■ **Do this**
Quote all lines below exactly. Images stay out.

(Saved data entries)
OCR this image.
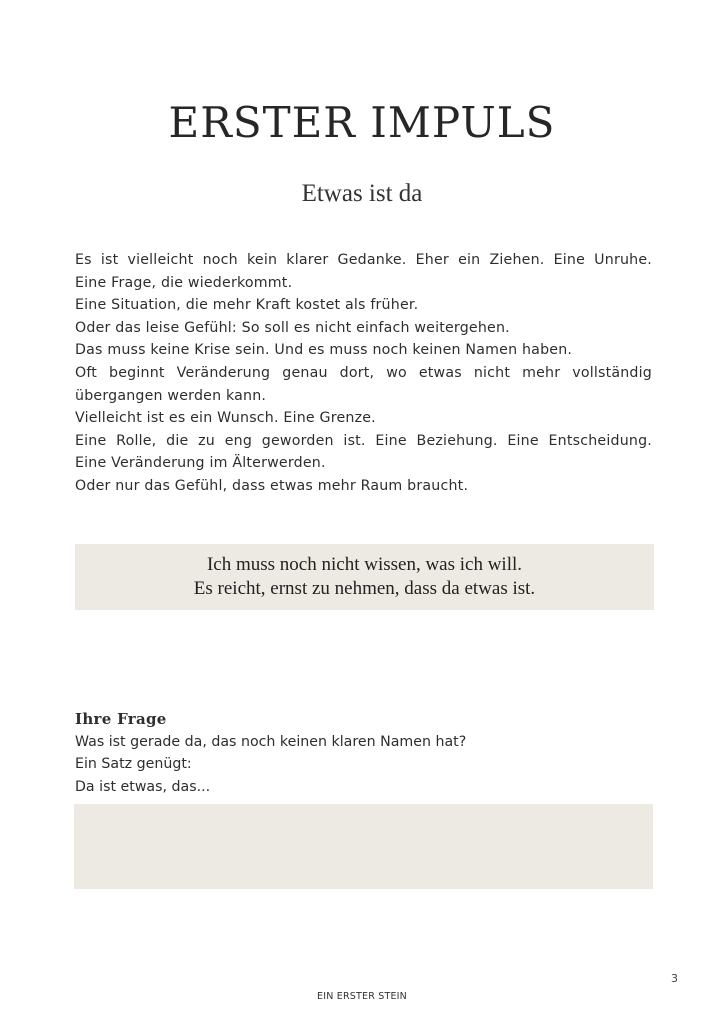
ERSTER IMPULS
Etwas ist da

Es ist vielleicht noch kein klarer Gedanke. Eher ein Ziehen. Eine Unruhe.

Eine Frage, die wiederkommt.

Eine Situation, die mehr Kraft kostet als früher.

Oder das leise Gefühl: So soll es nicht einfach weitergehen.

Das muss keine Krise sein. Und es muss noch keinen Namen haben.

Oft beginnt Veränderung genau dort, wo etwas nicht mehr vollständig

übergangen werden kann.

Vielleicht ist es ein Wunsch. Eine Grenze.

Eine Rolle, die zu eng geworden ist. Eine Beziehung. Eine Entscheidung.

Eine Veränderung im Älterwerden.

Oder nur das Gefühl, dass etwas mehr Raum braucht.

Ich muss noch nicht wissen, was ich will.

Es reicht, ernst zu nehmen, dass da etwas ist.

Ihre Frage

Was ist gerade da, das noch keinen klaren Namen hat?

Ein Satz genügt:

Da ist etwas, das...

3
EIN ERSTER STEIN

■ **Output**
OCR this image.
ERSTER IMPULS
Etwas ist da

Es ist vielleicht noch kein klarer Gedanke. Eher ein Ziehen. Eine Unruhe.

Eine Frage, die wiederkommt.

Eine Situation, die mehr Kraft kostet als früher.

Oder das leise Gefühl: So soll es nicht einfach weitergehen.

Das muss keine Krise sein. Und es muss noch keinen Namen haben.

Oft beginnt Veränderung genau dort, wo etwas nicht mehr vollständig

übergangen werden kann.

Vielleicht ist es ein Wunsch. Eine Grenze.

Eine Rolle, die zu eng geworden ist. Eine Beziehung. Eine Entscheidung.

Eine Veränderung im Älterwerden.

Oder nur das Gefühl, dass etwas mehr Raum braucht.

Ich muss noch nicht wissen, was ich will.

Es reicht, ernst zu nehmen, dass da etwas ist.

Ihre Frage

Was ist gerade da, das noch keinen klaren Namen hat?

Ein Satz genügt:

Da ist etwas, das...

3
EIN ERSTER STEIN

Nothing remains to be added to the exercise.